Extracted data entries
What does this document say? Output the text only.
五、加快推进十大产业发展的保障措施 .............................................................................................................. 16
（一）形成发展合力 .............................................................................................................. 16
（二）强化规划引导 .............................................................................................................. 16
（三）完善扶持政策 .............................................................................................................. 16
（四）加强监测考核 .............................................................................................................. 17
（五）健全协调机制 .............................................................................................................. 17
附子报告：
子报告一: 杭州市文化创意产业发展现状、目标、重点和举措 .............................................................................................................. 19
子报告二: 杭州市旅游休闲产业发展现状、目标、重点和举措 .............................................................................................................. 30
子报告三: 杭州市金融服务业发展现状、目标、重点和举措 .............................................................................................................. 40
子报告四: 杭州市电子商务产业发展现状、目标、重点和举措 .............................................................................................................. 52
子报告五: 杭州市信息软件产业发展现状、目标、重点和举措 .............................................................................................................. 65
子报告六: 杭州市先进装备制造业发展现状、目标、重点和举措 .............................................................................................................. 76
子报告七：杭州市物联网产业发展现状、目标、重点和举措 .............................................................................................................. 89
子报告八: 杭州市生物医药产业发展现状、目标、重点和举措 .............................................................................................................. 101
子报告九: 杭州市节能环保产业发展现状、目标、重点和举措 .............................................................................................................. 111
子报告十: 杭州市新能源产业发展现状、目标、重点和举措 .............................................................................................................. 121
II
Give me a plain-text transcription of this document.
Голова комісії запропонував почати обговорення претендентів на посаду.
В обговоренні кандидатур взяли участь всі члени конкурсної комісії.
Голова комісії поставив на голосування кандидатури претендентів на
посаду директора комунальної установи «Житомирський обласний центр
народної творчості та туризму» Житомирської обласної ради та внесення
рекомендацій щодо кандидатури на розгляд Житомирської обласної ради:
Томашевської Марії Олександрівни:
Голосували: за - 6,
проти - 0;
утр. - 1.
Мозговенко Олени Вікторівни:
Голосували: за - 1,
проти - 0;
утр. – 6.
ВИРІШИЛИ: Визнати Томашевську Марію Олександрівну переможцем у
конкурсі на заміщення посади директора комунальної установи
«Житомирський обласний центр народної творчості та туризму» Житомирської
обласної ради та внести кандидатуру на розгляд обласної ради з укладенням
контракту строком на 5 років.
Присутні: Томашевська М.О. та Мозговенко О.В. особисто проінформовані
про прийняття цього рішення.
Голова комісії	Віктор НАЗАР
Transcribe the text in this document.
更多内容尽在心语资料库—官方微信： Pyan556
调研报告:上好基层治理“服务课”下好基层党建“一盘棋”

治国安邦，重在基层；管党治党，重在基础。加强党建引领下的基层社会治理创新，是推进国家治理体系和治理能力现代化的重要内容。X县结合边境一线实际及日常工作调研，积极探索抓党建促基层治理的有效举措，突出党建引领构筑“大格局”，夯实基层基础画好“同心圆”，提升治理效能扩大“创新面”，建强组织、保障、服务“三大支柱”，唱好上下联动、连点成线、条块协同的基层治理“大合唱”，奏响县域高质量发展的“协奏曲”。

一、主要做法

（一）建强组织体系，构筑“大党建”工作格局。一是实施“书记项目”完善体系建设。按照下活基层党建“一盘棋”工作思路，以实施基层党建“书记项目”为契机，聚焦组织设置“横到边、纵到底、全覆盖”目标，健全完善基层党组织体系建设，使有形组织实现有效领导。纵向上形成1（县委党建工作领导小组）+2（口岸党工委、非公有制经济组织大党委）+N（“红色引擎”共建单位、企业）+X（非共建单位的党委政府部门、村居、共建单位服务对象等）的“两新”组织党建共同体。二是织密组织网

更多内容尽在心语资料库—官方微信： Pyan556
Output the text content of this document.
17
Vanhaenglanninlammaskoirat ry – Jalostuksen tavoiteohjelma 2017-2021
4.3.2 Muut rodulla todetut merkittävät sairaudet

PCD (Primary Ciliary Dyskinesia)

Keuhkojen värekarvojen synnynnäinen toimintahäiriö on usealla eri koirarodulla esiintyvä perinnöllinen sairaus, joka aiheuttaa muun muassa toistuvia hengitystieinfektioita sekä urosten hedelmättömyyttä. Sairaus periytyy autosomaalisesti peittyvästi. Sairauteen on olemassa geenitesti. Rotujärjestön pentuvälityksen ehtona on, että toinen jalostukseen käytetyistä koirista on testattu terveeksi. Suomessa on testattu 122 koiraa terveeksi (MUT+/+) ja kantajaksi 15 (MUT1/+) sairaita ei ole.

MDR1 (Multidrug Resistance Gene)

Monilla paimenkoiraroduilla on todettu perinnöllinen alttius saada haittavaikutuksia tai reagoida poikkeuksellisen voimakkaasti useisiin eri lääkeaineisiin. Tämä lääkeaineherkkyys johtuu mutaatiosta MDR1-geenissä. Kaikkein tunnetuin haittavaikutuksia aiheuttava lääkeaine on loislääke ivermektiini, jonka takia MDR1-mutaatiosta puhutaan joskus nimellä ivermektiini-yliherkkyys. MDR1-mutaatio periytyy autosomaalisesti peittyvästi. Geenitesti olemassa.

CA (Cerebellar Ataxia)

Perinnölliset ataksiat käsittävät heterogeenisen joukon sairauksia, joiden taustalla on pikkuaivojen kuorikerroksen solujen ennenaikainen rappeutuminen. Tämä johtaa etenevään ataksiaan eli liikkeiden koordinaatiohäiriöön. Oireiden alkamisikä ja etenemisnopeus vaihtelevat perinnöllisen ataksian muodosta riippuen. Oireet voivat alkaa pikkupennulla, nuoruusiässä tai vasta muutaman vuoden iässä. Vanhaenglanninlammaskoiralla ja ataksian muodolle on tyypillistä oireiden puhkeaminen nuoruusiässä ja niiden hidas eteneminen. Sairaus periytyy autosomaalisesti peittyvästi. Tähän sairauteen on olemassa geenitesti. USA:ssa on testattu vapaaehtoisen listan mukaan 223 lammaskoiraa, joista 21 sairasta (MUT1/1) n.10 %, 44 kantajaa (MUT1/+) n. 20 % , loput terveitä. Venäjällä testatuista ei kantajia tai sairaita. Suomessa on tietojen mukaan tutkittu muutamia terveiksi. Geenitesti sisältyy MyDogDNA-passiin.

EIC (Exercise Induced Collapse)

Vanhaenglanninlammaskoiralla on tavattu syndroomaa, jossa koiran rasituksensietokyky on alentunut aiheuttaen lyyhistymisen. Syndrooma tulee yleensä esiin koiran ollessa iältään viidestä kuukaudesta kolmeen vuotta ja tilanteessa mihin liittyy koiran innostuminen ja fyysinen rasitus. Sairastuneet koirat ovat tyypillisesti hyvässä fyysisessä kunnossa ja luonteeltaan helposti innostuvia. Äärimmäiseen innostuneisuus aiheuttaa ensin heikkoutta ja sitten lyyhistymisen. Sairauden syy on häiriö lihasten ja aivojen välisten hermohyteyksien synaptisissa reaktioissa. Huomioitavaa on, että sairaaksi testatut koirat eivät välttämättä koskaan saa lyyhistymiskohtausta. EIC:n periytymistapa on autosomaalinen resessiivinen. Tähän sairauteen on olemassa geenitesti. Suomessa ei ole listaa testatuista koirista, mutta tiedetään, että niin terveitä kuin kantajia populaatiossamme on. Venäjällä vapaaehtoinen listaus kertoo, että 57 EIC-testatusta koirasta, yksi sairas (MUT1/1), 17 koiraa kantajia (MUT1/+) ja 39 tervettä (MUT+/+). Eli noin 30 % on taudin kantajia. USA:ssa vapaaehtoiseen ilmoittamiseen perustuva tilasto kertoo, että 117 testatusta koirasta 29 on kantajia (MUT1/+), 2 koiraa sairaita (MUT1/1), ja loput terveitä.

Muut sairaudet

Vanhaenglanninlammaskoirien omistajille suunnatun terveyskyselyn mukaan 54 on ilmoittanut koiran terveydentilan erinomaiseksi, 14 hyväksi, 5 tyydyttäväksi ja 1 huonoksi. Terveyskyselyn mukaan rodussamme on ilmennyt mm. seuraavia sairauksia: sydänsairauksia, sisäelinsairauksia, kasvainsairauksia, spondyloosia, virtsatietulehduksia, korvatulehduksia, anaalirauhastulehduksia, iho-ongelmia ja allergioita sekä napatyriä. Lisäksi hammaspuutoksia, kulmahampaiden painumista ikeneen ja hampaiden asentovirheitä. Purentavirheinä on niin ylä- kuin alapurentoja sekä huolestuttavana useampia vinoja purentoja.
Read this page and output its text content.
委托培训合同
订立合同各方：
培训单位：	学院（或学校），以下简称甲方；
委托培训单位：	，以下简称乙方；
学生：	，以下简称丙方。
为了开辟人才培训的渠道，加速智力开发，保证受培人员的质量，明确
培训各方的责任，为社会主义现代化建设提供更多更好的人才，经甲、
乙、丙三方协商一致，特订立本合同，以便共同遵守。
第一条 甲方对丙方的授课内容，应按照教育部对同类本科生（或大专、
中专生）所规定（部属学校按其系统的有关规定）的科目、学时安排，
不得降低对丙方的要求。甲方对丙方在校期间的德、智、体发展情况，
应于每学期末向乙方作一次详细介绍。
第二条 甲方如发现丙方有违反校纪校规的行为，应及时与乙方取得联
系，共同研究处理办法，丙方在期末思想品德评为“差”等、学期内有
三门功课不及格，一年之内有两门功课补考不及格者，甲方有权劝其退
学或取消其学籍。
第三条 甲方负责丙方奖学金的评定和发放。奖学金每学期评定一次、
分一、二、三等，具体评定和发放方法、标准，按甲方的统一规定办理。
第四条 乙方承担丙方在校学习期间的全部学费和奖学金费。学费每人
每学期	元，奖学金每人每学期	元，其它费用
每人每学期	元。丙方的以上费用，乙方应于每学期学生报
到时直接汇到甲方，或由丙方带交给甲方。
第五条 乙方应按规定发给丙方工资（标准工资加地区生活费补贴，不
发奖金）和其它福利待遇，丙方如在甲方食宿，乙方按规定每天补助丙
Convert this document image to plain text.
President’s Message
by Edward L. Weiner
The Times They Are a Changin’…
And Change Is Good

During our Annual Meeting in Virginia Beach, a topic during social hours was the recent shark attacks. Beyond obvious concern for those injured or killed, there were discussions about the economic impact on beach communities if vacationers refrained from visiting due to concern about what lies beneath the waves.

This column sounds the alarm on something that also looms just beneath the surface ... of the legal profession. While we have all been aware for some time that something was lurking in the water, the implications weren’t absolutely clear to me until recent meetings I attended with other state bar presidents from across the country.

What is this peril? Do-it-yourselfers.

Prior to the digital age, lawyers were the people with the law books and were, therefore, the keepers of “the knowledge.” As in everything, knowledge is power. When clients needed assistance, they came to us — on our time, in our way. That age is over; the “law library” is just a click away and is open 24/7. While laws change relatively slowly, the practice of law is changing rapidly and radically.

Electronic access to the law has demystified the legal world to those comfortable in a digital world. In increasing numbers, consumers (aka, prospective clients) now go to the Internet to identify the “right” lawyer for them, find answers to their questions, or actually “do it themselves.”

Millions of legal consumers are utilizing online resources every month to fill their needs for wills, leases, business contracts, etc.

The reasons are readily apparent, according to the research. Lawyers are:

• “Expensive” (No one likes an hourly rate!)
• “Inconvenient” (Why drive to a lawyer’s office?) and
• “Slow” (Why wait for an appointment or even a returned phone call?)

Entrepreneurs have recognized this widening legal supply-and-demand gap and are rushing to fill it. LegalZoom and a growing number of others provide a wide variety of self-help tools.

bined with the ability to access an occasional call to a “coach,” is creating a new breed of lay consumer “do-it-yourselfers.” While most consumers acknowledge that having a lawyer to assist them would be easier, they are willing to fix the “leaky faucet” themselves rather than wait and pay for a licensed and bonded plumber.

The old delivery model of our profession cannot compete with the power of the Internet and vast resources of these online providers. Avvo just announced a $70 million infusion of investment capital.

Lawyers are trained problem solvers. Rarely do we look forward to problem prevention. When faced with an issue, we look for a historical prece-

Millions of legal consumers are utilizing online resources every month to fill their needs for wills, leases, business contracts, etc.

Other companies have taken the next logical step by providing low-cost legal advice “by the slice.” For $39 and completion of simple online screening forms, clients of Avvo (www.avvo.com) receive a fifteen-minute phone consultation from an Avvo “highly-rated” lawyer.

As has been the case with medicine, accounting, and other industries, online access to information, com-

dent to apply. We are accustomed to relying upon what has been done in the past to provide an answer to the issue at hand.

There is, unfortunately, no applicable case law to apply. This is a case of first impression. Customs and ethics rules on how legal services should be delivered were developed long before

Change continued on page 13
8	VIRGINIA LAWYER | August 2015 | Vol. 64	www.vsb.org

## EXERCISE OBJECTIVE
Return all the lines that contain the string "phone".

## SOLUTION TO THIS TASK
• “Slow” (Why wait for an appointment or even a returned phone call?)
Other companies have taken the next logical step by providing low-cost legal advice “by the slice.” For $39 and completion of simple online screening forms, clients of Avvo (www.avvo.com) receive a fifteen-minute phone consultation from an Avvo “highly-rated” lawyer.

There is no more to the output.